-------- Raw records

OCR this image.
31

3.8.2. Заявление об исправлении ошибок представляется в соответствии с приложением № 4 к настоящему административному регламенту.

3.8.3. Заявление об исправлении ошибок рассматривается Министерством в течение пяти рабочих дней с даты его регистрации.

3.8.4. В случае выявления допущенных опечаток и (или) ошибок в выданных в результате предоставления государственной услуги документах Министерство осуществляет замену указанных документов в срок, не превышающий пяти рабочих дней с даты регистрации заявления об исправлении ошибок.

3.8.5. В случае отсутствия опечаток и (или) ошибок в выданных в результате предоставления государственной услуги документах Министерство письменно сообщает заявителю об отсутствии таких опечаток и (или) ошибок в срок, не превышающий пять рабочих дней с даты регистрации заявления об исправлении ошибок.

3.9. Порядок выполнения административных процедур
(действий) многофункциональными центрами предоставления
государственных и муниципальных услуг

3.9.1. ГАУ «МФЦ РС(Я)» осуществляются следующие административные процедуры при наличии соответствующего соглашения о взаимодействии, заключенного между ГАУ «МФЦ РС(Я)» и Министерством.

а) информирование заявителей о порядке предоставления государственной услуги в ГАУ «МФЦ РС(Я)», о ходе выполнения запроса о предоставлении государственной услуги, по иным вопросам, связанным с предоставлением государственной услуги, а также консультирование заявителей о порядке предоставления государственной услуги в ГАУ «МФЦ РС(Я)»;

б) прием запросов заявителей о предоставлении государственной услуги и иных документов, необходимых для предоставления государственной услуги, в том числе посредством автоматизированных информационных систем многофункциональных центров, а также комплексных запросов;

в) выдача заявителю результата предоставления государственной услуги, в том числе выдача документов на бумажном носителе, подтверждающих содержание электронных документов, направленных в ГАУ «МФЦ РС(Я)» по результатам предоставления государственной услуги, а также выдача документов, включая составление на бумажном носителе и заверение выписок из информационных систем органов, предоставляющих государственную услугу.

----------------

What you will do | Return each line with "Министерством".

Task response |
3.8.3. Заявление об исправлении ошибок рассматривается Министерством в течение пяти рабочих дней с даты его регистрации.
3.9.1. ГАУ «МФЦ РС(Я)» осуществляются следующие административные процедуры при наличии соответствующего соглашения о взаимодействии, заключенного между ГАУ «МФЦ РС(Я)» и Министерством.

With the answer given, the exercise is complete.